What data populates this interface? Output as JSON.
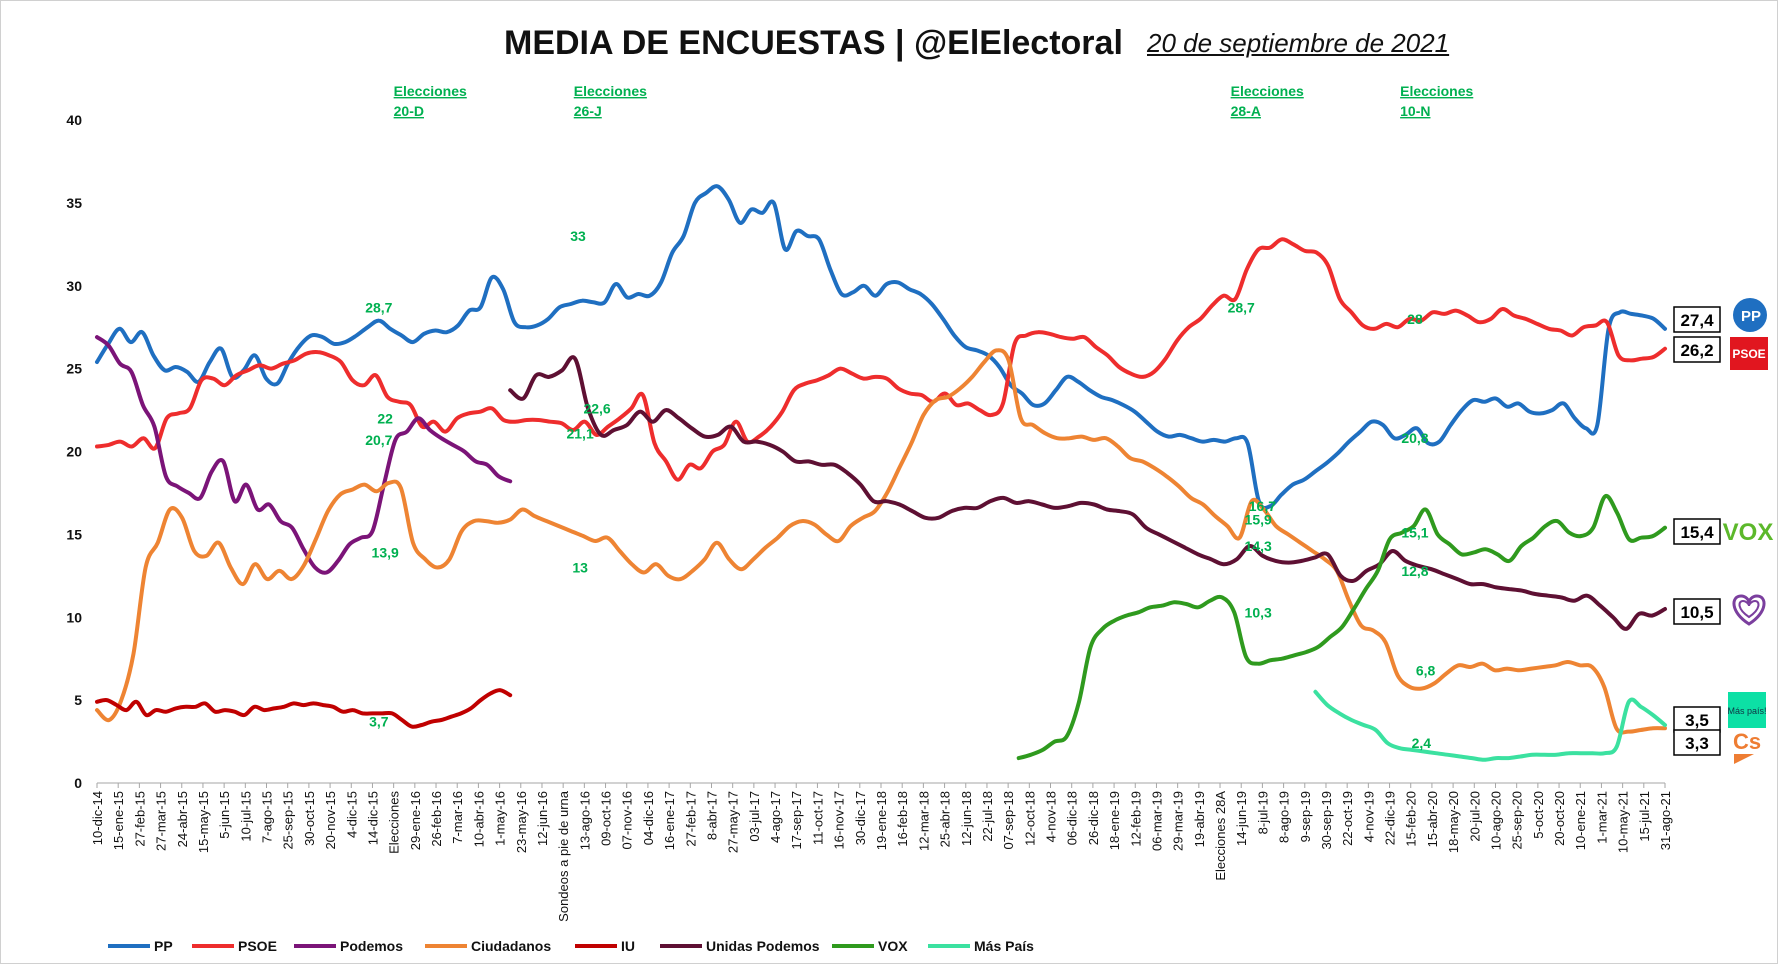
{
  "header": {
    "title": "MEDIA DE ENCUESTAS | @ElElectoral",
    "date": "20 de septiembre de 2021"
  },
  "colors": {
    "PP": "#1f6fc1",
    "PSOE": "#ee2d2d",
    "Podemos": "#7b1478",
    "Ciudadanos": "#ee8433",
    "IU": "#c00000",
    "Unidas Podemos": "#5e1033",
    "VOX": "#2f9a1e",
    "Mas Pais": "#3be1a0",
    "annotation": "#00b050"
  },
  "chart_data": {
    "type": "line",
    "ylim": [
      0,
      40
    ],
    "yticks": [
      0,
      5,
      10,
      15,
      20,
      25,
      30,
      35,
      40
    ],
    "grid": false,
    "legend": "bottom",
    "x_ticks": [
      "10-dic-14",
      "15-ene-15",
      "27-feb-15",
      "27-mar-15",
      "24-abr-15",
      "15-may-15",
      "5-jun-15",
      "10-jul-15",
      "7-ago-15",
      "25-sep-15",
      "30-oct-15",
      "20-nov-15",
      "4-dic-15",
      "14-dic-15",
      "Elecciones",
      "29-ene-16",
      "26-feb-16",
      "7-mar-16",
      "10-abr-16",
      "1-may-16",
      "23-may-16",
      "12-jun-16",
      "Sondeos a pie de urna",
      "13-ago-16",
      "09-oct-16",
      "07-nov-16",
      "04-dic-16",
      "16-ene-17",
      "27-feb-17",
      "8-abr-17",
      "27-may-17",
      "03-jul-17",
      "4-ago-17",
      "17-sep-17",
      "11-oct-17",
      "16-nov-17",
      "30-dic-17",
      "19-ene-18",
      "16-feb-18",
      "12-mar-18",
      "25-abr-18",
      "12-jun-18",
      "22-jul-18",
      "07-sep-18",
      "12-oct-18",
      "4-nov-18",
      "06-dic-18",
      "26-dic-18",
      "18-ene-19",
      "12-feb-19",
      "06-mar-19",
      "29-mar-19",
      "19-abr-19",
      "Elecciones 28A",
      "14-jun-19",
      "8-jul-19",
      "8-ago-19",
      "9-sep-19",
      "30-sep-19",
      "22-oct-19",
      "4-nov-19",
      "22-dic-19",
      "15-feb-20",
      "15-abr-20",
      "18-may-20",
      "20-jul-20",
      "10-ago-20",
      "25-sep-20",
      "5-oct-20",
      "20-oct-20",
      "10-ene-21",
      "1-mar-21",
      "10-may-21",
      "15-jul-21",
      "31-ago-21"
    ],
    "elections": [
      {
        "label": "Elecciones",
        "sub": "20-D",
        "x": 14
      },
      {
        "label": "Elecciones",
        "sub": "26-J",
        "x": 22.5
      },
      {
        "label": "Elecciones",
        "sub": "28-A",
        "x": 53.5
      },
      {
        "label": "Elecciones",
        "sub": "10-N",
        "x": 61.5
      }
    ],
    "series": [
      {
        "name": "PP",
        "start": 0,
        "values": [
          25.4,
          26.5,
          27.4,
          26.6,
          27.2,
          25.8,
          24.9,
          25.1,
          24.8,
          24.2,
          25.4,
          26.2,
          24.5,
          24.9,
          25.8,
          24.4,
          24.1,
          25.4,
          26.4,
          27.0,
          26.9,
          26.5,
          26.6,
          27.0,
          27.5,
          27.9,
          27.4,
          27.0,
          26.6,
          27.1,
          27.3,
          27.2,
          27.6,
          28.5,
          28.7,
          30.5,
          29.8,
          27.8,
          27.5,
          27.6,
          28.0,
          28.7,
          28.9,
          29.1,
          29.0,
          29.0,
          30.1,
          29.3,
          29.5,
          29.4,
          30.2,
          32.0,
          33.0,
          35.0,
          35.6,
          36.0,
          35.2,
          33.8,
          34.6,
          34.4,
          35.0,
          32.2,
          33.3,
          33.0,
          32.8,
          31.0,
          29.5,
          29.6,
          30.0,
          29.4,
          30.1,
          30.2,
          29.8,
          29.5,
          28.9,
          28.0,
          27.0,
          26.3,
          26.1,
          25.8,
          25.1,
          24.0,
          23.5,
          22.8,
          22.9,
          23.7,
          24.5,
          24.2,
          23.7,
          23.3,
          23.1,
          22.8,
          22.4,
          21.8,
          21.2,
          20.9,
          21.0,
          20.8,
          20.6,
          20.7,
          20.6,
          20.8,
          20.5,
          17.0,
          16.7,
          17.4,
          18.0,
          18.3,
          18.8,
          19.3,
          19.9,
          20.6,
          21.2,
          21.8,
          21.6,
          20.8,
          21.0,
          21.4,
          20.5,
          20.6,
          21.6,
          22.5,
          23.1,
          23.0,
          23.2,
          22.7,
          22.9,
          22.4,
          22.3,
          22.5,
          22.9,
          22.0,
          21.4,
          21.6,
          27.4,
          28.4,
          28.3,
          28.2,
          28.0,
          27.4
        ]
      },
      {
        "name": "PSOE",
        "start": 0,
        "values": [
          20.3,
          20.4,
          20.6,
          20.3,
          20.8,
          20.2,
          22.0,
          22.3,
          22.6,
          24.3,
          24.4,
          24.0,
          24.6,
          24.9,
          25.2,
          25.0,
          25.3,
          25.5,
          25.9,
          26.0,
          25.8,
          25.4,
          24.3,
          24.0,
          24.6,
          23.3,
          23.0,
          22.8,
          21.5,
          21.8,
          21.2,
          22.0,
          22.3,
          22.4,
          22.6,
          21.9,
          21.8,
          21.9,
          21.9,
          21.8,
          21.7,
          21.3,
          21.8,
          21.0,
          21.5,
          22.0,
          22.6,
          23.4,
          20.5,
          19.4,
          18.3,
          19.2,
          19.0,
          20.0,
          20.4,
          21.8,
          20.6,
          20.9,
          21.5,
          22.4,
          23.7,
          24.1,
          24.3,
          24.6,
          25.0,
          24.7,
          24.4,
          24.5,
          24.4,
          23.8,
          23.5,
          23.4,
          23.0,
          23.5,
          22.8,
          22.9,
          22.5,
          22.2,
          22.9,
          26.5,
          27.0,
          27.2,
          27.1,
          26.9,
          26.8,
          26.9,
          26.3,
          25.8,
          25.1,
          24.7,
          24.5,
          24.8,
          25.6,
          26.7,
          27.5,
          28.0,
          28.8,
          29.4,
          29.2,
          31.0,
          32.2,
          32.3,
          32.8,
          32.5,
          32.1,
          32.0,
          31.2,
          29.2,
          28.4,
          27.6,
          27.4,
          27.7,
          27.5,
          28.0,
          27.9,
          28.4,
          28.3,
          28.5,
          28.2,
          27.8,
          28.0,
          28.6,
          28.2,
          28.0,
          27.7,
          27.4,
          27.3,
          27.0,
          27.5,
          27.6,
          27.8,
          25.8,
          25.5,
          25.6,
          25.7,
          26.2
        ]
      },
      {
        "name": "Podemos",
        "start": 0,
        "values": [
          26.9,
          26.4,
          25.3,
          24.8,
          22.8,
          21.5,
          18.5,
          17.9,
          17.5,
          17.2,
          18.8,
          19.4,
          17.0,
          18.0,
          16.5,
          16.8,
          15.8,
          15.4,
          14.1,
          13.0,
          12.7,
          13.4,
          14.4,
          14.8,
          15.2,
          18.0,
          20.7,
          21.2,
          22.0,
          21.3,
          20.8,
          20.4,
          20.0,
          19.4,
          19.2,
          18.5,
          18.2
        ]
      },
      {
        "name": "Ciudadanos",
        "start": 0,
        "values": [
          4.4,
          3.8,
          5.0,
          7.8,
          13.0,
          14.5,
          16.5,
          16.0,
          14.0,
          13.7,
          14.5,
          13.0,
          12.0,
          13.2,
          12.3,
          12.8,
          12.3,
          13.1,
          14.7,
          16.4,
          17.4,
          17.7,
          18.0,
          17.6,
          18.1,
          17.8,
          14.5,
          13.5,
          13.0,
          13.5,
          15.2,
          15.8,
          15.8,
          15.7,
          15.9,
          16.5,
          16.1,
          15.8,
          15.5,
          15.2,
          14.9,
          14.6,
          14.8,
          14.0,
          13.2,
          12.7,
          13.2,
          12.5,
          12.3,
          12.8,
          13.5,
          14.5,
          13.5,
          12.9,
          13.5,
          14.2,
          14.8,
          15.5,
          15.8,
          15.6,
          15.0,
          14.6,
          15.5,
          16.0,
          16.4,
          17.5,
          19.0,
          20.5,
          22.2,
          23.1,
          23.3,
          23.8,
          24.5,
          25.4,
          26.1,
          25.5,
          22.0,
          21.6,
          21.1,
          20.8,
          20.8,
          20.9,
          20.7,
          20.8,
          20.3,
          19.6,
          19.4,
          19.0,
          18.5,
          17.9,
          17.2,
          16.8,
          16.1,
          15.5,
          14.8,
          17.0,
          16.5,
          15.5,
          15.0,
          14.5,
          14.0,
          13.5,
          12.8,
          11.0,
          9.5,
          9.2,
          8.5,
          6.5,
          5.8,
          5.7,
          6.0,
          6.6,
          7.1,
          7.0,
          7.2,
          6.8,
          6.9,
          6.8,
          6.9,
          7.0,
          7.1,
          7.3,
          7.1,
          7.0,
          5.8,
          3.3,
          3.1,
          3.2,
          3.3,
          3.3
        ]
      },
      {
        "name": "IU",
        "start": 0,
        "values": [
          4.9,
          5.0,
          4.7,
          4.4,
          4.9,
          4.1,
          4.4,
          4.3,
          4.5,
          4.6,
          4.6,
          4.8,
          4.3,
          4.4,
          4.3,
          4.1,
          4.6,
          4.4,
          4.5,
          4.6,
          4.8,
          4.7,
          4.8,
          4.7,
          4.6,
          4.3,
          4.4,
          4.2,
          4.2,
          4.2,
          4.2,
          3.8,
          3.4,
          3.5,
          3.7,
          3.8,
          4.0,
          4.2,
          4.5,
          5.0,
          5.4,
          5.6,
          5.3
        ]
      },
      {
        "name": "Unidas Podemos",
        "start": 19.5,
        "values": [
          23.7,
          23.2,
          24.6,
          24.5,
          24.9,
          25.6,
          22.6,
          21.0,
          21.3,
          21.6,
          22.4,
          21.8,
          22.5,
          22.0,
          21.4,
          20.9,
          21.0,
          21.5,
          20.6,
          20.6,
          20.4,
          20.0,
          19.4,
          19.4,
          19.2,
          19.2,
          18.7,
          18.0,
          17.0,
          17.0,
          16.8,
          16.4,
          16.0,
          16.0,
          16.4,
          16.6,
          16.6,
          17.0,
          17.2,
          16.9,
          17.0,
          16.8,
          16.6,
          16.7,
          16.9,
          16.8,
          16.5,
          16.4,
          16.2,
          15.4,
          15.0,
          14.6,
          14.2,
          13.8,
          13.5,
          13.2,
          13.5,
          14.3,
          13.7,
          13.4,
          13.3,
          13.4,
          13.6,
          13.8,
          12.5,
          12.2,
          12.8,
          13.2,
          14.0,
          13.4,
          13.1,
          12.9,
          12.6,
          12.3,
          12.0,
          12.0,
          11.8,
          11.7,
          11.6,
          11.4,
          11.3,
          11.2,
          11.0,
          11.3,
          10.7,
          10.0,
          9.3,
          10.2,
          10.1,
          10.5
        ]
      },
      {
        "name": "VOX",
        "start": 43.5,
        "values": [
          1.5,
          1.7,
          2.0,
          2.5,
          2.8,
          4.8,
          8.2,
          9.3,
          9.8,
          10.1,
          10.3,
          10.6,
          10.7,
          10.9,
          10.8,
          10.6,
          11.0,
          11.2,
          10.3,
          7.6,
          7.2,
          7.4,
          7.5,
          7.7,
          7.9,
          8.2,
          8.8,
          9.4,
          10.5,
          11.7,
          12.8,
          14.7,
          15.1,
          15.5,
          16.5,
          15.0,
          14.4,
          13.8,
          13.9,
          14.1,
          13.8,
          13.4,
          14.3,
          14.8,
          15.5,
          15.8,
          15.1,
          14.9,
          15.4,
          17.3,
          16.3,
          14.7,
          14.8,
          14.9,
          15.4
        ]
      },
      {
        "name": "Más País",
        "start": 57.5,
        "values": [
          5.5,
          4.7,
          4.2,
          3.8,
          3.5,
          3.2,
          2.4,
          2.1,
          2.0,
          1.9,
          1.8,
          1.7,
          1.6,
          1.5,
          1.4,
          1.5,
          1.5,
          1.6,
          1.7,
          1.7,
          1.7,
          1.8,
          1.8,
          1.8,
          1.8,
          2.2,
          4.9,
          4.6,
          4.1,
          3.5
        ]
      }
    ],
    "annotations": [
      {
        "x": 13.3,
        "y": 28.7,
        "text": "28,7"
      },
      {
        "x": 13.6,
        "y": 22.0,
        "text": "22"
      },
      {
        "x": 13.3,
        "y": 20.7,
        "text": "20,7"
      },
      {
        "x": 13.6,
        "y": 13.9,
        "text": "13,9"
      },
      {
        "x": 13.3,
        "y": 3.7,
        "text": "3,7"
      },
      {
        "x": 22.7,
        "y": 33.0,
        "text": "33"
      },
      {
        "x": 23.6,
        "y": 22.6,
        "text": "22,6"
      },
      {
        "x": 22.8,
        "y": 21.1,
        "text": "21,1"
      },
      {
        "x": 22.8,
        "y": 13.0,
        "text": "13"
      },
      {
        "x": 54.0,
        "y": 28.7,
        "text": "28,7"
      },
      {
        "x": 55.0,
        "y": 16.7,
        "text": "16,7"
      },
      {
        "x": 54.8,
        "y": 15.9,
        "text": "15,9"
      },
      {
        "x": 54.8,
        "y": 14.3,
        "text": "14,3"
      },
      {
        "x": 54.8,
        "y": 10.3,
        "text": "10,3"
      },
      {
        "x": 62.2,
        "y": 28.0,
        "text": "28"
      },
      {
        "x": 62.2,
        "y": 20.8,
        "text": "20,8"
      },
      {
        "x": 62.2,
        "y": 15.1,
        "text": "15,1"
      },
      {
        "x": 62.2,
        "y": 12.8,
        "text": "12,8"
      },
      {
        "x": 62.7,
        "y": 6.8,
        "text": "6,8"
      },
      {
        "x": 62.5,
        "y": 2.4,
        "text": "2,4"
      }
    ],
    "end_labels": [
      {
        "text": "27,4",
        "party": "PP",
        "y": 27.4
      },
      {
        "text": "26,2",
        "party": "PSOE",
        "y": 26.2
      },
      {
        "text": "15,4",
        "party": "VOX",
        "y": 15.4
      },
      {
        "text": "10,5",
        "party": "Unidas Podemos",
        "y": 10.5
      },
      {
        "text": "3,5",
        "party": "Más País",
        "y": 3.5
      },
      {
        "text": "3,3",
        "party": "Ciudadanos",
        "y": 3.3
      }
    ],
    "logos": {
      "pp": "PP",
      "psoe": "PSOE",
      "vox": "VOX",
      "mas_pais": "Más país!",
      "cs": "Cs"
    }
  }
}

══════════════════════════════

INSTRUCTIONS TO FOLLOW
Using the material above, report each line where "Ciudadanos" occurs.

FULL ANSWER
    "Ciudadanos": "#ee8433",
        "name": "Ciudadanos",
        "party": "Ciudadanos",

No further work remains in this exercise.